EXERCISE DIRECTIONS
Repeat verbatim every line of the material, beginning at the line that holds "Read this page and output its text content." and ending at its last line.

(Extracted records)
____________________

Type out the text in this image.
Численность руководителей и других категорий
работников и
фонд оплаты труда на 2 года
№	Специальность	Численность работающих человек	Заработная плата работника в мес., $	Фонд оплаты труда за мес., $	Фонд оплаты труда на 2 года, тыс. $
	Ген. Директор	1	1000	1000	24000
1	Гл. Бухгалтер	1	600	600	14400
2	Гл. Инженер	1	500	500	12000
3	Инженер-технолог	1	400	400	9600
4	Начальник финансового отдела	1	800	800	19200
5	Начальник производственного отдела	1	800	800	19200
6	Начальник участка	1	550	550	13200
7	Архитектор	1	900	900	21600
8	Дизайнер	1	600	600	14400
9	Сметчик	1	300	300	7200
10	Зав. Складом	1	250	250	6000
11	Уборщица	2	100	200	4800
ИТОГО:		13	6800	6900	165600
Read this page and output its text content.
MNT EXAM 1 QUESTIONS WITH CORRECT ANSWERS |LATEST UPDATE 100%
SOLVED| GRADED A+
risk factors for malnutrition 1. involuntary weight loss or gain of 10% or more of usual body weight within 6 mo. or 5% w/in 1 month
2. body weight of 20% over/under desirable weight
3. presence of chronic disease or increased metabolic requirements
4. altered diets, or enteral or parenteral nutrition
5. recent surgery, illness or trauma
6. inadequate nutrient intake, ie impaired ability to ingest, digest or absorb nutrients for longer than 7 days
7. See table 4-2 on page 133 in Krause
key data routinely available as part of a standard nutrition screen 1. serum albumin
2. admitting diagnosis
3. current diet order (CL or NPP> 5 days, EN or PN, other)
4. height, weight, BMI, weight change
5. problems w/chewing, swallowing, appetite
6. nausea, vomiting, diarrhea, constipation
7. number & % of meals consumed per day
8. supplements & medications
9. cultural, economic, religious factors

____________________

TASK ANSWER
Read this page and output its text content.
MNT EXAM 1 QUESTIONS WITH CORRECT ANSWERS |LATEST UPDATE 100%
SOLVED| GRADED A+
risk factors for malnutrition 1. involuntary weight loss or gain of 10% or more of usual body weight within 6 mo. or 5% w/in 1 month
2. body weight of 20% over/under desirable weight
3. presence of chronic disease or increased metabolic requirements
4. altered diets, or enteral or parenteral nutrition
5. recent surgery, illness or trauma
6. inadequate nutrient intake, ie impaired ability to ingest, digest or absorb nutrients for longer than 7 days
7. See table 4-2 on page 133 in Krause
key data routinely available as part of a standard nutrition screen 1. serum albumin
2. admitting diagnosis
3. current diet order (CL or NPP> 5 days, EN or PN, other)
4. height, weight, BMI, weight change
5. problems w/chewing, swallowing, appetite
6. nausea, vomiting, diarrhea, constipation
7. number & % of meals consumed per day
8. supplements & medications
9. cultural, economic, religious factors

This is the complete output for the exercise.